*DATA ENTRIES*:
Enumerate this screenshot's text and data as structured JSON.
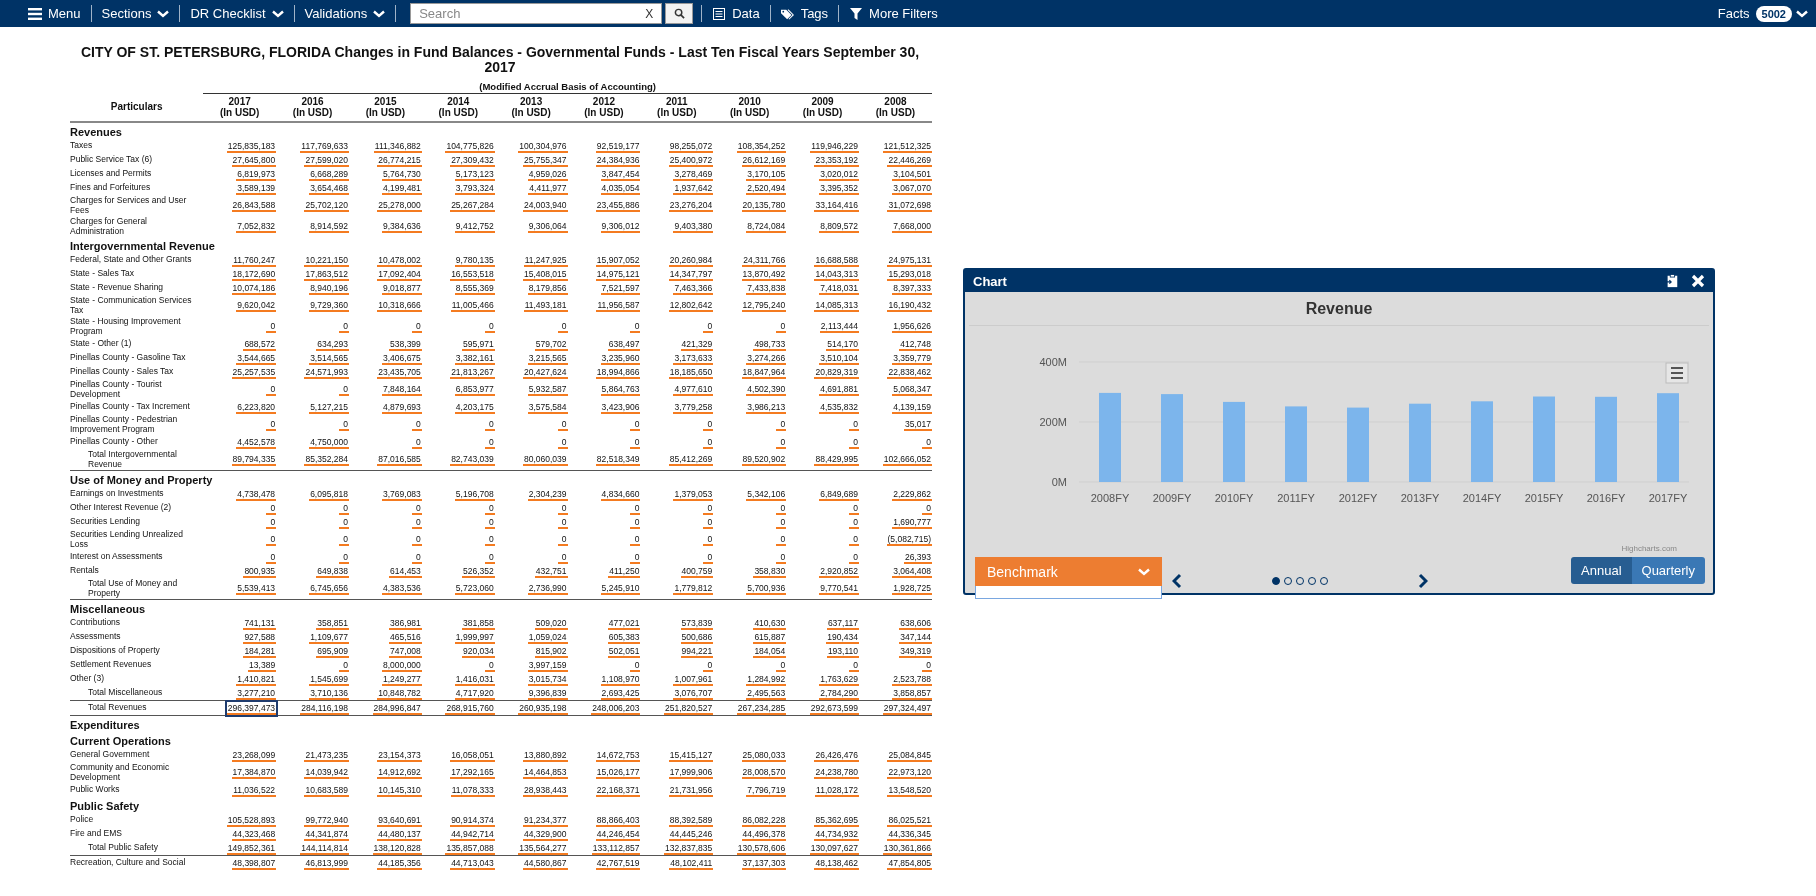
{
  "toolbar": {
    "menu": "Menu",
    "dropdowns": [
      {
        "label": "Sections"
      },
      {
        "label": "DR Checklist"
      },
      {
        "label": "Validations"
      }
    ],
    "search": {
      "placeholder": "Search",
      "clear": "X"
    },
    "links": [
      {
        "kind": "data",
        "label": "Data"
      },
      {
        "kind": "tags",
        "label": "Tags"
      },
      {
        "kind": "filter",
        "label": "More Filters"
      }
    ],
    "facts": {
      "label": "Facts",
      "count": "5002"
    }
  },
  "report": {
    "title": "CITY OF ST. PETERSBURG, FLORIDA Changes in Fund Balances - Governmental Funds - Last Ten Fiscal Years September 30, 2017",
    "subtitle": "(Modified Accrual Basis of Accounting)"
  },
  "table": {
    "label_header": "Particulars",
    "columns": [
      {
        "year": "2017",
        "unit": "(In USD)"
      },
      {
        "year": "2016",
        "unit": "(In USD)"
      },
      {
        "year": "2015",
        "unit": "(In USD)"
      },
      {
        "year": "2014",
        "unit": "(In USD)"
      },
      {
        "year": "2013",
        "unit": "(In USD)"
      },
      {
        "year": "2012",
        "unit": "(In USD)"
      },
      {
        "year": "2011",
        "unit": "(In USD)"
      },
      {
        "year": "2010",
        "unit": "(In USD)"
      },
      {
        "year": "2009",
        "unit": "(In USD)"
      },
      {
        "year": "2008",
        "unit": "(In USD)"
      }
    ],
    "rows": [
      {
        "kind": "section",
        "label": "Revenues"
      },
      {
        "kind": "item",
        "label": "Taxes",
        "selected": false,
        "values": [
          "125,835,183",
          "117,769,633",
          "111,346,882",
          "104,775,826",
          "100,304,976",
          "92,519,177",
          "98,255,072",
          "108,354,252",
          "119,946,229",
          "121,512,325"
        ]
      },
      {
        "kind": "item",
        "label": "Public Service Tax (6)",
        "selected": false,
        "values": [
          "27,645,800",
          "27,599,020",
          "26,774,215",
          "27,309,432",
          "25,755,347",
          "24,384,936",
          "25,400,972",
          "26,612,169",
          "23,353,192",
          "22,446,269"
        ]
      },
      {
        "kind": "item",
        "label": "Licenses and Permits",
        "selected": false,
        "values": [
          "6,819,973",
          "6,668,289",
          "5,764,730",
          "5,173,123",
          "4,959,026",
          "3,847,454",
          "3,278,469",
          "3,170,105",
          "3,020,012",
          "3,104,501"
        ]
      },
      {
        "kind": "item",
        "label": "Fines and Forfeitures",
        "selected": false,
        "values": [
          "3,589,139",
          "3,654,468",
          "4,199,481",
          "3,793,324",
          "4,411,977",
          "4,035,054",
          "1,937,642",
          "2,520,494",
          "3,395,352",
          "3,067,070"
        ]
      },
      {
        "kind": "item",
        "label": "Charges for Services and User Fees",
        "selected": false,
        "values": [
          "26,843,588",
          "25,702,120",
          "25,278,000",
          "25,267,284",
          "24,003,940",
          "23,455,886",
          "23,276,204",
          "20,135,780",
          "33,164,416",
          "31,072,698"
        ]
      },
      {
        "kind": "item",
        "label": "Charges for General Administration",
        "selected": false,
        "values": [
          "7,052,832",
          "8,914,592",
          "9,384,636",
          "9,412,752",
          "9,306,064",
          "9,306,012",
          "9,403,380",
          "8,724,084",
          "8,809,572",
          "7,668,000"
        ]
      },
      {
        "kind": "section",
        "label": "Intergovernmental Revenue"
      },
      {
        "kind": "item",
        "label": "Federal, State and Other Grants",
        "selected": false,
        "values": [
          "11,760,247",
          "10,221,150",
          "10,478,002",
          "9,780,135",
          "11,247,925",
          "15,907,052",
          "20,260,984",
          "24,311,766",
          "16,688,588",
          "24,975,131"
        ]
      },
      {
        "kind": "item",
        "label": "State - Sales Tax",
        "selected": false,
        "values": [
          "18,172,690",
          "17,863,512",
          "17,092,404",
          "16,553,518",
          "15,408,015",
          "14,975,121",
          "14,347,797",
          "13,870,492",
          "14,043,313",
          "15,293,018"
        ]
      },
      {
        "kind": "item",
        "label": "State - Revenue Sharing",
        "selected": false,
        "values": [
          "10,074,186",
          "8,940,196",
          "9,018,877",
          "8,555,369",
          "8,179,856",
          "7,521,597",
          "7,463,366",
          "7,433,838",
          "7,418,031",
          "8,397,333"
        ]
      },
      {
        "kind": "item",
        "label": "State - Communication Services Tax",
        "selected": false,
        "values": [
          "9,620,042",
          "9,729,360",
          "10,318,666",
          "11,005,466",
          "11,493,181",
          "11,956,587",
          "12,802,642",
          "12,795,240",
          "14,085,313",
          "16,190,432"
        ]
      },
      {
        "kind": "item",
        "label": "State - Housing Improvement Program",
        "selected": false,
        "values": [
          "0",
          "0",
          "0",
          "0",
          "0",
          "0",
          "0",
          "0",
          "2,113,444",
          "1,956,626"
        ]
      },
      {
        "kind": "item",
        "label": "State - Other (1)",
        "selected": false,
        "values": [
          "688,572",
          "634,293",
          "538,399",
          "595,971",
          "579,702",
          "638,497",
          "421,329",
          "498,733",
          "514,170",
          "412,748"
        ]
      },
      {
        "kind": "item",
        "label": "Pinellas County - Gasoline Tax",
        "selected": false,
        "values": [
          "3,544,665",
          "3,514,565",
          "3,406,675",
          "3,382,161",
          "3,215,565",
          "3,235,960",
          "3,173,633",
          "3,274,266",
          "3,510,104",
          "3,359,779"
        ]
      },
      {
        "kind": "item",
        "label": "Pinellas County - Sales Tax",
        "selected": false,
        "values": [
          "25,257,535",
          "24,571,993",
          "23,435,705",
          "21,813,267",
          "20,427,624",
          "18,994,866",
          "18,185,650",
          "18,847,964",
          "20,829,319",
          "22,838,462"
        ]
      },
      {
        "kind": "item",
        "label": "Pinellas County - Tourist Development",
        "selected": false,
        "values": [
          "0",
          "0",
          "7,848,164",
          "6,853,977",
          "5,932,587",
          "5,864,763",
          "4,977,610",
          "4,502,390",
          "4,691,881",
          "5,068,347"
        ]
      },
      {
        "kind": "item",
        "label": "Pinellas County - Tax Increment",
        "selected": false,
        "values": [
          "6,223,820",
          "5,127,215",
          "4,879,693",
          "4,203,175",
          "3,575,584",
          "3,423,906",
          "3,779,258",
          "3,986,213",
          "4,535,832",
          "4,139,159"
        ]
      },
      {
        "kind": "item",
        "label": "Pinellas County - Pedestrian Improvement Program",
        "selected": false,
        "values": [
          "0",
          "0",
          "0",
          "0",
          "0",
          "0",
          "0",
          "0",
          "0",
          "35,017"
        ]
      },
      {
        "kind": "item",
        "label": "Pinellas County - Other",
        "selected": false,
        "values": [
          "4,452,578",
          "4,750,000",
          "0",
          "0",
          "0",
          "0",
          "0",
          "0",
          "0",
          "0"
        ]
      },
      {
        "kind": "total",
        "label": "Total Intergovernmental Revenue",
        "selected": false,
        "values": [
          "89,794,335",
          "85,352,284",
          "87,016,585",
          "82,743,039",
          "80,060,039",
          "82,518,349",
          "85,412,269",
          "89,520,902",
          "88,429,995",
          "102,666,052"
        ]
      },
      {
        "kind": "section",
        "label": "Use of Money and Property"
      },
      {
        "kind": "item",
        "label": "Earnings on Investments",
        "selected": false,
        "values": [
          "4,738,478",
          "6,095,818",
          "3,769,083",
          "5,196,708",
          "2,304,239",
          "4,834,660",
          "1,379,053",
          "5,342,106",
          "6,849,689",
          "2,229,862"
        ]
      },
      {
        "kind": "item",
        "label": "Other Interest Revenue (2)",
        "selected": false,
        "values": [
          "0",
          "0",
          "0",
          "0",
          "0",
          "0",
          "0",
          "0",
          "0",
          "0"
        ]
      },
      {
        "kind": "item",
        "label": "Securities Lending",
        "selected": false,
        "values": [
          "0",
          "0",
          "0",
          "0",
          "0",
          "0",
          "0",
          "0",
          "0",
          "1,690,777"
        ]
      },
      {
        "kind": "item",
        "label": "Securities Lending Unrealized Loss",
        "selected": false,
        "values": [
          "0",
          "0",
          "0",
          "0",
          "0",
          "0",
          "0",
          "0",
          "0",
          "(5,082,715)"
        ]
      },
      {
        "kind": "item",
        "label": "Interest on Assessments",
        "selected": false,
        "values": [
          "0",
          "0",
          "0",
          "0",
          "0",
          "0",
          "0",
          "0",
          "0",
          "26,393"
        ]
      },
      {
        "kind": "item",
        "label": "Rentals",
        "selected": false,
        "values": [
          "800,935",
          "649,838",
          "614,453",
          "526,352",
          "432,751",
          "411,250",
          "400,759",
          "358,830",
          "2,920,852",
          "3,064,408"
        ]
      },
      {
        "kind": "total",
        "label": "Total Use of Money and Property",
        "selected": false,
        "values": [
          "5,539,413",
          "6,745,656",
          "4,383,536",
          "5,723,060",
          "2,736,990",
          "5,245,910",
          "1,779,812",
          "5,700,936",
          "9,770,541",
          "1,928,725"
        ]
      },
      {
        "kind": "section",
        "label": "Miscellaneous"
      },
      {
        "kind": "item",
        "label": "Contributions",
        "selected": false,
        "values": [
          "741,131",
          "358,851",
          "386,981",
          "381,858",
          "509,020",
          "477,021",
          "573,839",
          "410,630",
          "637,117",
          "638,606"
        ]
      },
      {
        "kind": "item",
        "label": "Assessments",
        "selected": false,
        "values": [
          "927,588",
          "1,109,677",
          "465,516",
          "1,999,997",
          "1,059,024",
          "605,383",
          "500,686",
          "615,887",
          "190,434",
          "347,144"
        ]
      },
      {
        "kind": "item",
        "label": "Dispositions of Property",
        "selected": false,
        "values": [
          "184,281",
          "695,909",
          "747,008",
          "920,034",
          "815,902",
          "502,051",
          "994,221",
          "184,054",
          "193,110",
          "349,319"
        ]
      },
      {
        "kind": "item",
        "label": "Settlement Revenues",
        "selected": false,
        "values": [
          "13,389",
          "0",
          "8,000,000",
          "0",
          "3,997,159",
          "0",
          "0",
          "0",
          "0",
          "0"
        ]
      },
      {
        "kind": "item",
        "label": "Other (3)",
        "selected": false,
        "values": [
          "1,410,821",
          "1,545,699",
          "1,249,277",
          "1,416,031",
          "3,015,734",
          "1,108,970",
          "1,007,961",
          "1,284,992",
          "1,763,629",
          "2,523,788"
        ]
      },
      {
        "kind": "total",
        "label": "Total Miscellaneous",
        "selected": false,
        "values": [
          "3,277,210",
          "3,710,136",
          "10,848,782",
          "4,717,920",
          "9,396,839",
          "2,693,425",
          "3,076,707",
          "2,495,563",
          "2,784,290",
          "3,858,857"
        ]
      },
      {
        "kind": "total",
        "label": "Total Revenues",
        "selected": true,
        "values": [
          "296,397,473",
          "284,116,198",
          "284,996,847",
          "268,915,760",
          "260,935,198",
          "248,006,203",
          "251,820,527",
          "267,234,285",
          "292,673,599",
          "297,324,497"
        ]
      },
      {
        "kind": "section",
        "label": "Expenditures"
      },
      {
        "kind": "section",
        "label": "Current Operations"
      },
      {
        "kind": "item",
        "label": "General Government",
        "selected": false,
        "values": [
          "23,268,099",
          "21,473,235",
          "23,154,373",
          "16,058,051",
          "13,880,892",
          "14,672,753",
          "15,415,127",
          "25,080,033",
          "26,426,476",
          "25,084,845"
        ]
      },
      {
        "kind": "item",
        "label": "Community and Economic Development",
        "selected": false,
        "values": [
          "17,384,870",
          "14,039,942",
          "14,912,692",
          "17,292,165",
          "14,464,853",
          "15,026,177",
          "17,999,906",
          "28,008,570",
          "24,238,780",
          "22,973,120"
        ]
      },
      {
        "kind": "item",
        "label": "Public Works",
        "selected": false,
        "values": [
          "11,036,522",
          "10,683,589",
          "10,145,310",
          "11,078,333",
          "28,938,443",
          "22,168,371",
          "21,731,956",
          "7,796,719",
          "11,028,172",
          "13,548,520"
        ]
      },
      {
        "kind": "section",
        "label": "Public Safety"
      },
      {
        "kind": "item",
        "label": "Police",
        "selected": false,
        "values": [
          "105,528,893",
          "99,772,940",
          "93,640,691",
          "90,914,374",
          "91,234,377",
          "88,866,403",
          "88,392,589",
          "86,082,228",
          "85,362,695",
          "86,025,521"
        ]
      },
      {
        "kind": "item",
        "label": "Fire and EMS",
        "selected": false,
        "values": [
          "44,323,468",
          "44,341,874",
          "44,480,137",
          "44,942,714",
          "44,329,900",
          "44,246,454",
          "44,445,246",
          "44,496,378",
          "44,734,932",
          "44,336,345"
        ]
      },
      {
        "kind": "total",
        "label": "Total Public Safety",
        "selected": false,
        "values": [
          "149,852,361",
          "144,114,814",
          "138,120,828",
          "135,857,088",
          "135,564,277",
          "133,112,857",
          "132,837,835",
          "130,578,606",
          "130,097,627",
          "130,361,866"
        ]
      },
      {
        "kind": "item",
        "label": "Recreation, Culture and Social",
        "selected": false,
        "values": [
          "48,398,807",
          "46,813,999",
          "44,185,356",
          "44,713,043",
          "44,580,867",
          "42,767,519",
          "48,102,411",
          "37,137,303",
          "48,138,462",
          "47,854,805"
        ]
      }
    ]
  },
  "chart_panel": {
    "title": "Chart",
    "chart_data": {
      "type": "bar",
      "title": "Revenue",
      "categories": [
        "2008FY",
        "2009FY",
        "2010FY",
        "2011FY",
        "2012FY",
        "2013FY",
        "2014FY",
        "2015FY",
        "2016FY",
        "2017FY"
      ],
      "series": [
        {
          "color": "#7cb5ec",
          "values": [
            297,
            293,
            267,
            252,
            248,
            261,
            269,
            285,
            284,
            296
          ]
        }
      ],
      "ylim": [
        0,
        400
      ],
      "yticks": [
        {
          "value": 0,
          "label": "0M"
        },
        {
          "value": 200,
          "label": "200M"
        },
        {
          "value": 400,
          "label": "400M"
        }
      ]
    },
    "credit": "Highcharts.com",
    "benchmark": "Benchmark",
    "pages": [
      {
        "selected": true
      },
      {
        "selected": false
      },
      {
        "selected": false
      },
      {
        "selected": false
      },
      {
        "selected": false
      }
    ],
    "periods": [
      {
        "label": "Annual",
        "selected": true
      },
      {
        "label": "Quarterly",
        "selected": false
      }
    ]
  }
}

*EXERCISE DETAILS*: Of the lines above, how many include the word "Program"? Reply with the number alone.

*ANSWER TO THIS PROBLEM*: 2